#### WORK REQUIRED:
Report the number of lines in the entries below that include the word "formation", and nothing else.

--- start RAW DATA ---

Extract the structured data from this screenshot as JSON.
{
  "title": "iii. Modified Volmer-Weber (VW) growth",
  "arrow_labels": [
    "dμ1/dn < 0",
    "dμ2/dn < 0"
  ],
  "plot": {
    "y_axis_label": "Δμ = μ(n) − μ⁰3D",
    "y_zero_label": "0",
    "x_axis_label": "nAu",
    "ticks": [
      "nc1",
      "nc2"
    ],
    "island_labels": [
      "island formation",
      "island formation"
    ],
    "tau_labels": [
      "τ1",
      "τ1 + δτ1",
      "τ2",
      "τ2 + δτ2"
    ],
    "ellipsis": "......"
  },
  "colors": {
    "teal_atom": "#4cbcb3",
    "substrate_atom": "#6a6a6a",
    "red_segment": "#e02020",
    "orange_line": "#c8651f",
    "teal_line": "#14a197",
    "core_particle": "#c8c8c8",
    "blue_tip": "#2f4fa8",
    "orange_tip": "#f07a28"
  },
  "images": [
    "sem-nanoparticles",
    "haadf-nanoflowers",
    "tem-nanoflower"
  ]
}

--- end RAW DATA ---

#### ANSWER TO THE EXERCISE:
2